SOURCE RECORDS →
——————————

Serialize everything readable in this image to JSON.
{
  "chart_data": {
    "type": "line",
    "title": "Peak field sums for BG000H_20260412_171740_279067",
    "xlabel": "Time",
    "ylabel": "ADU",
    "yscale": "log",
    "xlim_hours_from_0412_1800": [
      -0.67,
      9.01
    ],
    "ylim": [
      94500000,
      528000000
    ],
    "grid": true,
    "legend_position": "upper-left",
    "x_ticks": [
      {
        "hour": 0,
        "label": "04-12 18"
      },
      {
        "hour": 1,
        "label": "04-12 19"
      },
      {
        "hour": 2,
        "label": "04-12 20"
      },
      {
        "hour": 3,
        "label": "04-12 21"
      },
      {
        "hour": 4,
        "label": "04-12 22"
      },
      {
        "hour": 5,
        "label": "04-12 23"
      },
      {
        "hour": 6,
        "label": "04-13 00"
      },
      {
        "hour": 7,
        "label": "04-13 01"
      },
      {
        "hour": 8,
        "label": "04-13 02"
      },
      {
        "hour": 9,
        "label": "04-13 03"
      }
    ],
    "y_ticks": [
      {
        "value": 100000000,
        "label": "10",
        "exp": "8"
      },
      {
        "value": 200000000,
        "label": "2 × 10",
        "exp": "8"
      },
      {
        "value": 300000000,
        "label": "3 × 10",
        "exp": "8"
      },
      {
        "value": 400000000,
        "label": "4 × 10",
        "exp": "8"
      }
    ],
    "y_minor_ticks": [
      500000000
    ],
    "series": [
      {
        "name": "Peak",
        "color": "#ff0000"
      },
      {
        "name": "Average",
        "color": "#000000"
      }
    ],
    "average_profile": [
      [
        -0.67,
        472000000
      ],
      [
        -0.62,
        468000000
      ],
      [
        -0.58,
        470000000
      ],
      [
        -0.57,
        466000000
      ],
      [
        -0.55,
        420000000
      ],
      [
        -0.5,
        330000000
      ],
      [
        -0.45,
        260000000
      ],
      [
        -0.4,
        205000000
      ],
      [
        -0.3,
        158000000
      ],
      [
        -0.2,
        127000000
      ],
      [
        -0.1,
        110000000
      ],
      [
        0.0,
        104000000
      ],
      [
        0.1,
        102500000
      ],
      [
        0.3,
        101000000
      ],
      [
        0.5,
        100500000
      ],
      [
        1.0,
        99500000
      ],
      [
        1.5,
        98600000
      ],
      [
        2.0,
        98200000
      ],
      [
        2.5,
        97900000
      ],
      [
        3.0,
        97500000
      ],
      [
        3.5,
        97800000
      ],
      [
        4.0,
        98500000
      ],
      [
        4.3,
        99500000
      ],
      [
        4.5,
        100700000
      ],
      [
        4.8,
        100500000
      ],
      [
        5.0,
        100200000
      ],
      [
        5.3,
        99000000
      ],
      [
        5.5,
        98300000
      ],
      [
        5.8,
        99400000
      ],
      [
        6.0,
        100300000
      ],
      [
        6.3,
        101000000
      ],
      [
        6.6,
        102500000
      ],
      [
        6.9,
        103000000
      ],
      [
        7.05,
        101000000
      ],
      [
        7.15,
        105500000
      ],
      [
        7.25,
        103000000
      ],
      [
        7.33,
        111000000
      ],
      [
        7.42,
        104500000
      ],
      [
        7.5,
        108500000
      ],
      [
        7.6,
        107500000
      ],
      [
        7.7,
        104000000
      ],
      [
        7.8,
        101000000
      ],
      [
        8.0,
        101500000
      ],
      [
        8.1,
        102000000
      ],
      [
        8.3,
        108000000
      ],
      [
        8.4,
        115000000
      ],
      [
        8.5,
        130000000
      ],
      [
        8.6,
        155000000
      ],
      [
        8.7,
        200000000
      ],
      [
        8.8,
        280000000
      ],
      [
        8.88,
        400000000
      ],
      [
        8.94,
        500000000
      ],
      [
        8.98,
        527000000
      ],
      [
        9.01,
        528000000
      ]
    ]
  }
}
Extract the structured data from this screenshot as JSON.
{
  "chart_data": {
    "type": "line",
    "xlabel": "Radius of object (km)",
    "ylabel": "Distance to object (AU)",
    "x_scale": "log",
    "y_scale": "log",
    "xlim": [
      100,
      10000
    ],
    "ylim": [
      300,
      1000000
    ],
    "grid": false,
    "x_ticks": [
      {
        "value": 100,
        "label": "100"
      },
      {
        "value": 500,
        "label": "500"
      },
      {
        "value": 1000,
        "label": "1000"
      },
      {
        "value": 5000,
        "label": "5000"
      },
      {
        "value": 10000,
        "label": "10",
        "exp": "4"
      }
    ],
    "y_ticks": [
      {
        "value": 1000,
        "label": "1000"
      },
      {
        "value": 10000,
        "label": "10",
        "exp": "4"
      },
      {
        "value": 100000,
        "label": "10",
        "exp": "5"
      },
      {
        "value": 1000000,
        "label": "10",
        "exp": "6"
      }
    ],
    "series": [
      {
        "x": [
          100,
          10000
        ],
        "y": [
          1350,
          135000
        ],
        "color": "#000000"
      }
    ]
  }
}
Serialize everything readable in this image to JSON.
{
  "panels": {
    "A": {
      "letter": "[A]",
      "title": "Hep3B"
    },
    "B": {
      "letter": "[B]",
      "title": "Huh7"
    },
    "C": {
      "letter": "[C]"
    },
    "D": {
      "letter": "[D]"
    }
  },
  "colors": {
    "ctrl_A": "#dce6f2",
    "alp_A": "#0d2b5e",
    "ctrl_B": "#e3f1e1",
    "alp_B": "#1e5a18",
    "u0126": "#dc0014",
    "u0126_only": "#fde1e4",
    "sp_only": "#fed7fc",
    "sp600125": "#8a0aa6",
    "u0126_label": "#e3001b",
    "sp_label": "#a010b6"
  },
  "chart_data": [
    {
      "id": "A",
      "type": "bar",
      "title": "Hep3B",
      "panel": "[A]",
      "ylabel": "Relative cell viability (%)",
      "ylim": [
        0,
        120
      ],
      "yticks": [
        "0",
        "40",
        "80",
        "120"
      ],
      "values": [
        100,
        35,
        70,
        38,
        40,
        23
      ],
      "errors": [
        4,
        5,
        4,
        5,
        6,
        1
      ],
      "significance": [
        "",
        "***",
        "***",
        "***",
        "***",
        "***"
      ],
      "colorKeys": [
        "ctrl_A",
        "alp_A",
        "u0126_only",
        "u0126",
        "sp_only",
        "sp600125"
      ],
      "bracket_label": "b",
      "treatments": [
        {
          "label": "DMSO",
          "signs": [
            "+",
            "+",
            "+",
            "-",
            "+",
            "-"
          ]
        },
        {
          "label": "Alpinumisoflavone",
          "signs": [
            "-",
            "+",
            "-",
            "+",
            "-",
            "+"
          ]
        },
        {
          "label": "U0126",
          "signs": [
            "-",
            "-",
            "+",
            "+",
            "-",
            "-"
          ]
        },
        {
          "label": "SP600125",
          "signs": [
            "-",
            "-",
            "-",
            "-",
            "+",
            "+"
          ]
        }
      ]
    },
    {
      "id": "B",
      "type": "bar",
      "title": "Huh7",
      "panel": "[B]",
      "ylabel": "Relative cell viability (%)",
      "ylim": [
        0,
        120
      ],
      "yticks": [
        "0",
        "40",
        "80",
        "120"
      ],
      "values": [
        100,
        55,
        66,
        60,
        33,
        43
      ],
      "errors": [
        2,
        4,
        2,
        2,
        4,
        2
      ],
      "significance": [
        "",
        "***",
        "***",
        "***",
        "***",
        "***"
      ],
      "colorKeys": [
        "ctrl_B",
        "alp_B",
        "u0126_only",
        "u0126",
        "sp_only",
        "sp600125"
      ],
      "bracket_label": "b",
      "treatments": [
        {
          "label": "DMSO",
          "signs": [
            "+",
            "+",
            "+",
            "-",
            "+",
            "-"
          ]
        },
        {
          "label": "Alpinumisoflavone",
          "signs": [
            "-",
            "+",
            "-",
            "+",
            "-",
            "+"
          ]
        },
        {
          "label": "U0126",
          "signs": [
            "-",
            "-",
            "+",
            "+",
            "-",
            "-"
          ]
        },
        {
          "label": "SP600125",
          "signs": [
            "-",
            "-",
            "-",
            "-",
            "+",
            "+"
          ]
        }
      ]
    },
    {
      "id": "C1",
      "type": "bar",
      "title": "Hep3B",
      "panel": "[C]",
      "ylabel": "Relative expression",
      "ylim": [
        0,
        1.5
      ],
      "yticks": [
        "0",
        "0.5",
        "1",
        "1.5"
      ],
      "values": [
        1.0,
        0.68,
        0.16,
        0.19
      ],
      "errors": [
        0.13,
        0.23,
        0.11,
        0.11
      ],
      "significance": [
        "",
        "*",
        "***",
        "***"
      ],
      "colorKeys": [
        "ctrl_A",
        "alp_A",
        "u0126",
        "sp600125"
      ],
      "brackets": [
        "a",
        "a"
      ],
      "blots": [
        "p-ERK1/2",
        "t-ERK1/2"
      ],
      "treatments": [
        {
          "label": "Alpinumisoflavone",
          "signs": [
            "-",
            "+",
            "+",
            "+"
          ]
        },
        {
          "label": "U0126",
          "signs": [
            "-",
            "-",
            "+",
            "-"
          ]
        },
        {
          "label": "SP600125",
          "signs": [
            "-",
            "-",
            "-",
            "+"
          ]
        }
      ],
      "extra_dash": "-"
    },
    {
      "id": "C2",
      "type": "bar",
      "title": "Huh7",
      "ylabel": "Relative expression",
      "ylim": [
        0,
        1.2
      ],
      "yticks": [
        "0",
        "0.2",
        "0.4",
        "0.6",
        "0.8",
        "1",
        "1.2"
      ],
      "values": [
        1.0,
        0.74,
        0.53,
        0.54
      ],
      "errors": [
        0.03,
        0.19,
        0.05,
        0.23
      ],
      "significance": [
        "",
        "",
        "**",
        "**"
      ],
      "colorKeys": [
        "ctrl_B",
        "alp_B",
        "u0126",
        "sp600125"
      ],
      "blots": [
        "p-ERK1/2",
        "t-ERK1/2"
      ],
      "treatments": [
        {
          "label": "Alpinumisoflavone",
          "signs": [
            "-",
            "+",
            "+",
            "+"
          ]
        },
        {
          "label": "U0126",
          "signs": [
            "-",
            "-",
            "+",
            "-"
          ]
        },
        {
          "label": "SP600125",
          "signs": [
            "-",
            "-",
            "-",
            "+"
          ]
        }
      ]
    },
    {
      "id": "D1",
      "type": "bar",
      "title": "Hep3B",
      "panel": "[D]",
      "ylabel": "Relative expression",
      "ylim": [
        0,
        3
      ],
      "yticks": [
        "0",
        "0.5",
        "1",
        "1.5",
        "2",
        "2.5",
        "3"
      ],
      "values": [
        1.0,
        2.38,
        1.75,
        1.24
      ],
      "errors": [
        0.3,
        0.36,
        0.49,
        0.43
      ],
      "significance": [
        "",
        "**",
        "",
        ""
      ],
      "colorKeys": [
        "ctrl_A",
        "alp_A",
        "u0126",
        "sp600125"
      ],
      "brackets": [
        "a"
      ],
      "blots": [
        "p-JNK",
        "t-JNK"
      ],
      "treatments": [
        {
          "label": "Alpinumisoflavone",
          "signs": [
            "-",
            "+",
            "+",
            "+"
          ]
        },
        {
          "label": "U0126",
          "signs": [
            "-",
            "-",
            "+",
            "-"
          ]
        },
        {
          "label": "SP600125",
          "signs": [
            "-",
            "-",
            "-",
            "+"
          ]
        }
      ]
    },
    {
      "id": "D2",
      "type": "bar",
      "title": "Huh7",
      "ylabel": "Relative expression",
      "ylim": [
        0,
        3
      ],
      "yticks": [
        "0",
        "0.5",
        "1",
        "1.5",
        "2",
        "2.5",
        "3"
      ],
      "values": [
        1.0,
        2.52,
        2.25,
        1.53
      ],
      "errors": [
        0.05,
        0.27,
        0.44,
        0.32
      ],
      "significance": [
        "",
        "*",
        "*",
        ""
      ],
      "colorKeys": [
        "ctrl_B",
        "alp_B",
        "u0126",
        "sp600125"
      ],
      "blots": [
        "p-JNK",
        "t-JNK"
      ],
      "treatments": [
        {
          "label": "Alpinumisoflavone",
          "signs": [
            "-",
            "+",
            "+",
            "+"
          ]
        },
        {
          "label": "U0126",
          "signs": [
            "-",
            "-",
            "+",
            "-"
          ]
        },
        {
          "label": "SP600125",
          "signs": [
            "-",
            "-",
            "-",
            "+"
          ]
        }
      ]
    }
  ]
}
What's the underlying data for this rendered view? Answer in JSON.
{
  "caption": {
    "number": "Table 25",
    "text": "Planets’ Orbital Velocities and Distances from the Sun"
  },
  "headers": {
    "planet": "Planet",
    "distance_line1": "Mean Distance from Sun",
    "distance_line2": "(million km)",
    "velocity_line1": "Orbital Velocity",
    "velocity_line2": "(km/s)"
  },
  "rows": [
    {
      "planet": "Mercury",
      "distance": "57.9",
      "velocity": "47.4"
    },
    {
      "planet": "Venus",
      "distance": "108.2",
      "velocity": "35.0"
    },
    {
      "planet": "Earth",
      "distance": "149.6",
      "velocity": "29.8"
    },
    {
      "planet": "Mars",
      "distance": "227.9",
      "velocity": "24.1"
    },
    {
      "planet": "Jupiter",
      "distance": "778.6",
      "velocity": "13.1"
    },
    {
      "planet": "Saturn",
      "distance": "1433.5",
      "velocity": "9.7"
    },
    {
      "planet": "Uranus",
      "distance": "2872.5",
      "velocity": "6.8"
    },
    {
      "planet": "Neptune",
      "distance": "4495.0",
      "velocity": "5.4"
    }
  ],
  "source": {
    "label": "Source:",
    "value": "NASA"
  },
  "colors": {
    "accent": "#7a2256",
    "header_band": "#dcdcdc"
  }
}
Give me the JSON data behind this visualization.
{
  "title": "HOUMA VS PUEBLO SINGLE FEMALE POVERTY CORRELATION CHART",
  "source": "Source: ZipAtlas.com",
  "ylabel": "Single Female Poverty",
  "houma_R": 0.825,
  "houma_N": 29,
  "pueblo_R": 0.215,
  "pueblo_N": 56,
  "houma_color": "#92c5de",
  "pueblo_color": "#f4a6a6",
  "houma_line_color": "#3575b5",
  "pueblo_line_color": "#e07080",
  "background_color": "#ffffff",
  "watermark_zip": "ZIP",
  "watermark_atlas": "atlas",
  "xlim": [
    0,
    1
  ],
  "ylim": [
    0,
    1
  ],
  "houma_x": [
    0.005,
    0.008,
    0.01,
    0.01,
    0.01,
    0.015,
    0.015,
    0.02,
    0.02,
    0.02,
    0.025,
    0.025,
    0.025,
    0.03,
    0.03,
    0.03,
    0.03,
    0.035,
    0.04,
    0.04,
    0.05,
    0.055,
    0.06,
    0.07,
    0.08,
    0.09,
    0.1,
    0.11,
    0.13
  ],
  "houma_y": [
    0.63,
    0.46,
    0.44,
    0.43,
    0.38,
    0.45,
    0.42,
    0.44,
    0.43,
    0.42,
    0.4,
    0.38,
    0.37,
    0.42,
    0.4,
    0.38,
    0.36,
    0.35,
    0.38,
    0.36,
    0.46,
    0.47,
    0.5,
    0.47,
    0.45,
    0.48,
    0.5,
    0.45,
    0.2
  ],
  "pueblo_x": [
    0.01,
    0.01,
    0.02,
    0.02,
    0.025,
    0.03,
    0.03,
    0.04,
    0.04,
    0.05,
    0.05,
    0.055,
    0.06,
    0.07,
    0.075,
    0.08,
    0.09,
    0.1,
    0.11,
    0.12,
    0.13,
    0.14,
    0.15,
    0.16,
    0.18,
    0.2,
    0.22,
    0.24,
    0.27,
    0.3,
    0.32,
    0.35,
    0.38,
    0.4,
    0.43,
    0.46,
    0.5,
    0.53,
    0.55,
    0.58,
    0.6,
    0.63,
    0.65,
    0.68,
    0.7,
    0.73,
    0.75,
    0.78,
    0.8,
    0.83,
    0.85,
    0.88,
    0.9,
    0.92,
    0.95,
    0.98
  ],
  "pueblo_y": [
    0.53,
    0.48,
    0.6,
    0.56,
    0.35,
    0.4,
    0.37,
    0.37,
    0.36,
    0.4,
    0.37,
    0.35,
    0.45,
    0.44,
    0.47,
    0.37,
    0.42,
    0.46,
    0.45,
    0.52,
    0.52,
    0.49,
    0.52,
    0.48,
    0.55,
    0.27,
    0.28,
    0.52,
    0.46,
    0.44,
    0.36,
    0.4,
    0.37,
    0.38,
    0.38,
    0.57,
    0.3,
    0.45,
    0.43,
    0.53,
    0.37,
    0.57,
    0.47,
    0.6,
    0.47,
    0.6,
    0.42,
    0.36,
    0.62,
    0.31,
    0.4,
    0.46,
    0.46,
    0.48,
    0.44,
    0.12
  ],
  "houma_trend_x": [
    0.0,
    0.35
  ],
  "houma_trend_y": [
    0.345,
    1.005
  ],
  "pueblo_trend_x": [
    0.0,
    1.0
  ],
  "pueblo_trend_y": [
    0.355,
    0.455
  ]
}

——————————

SET EXERCISE →
Select every line of the records holding the string "Orbital".

RESULT OF THE TASK →
    "text": "Planets’ Orbital Velocities and Distances from the Sun"
    "velocity_line1": "Orbital Velocity",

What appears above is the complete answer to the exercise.